### Written exercise
Determine the number of lines that contain the word "Milner", then state that number and nothing more.

### Input for this task

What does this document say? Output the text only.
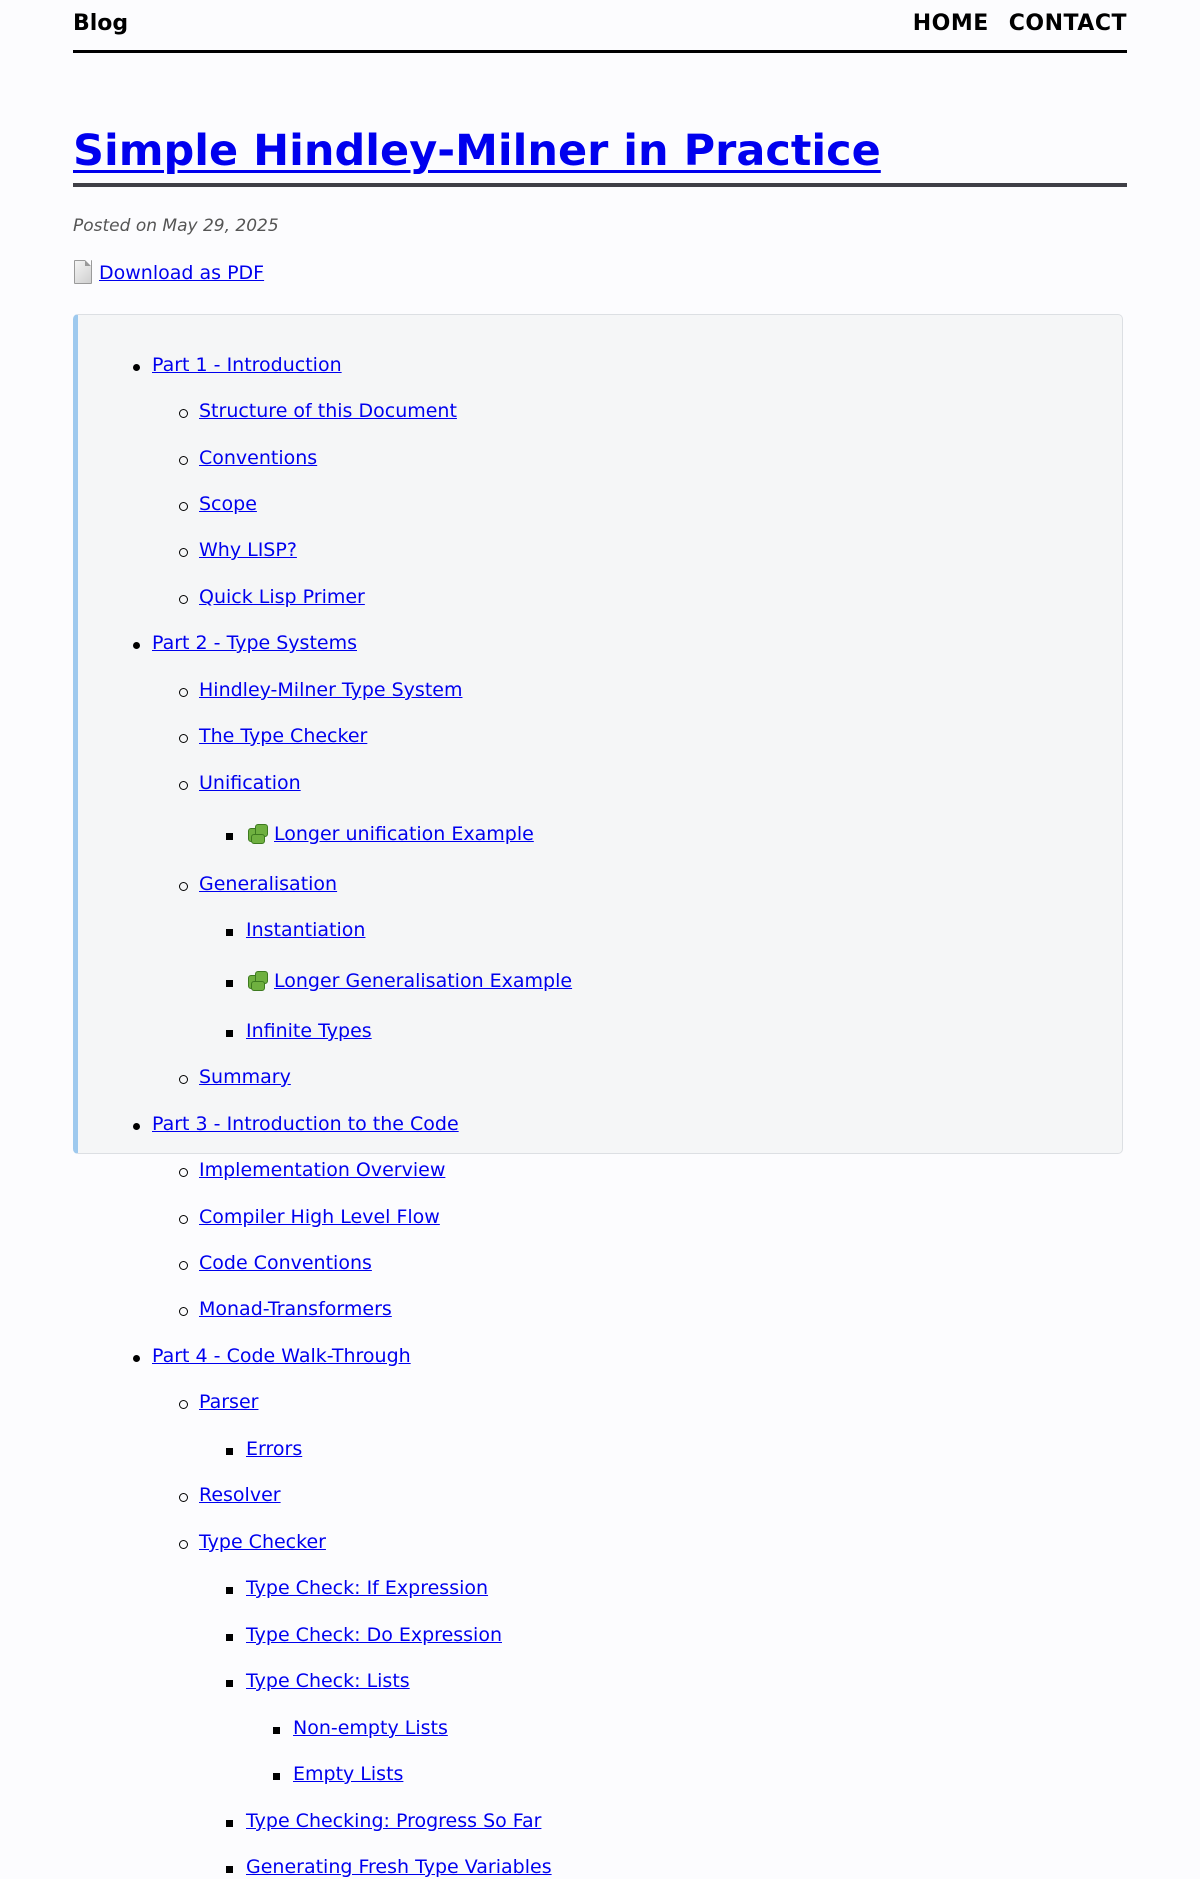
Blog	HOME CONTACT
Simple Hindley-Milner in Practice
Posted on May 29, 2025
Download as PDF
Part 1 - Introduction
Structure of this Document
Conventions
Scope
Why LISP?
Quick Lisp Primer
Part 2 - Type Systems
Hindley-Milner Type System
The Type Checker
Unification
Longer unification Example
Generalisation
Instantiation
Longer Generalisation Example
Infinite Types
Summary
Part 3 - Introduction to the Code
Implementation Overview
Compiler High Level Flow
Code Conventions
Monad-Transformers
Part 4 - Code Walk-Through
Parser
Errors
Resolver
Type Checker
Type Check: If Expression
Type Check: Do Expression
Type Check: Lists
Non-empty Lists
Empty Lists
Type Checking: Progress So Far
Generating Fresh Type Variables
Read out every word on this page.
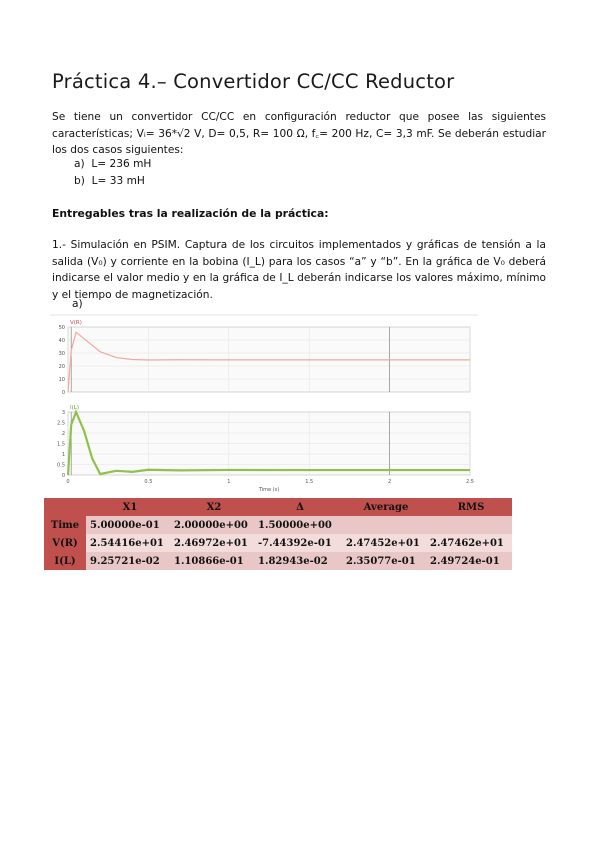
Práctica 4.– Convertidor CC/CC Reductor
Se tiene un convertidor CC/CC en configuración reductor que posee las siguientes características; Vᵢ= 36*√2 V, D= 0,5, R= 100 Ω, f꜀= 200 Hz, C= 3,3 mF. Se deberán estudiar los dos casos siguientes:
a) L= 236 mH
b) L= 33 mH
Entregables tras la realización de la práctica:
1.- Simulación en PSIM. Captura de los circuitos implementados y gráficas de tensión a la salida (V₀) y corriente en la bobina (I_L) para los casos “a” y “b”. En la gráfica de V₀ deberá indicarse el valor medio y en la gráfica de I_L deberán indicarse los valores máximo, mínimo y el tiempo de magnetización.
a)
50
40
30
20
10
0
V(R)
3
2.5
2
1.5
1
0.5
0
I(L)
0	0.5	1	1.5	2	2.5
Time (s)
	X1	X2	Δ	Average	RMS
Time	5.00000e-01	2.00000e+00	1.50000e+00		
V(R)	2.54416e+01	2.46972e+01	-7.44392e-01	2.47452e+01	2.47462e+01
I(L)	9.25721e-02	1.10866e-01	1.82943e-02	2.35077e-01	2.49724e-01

### Response to the exercise
2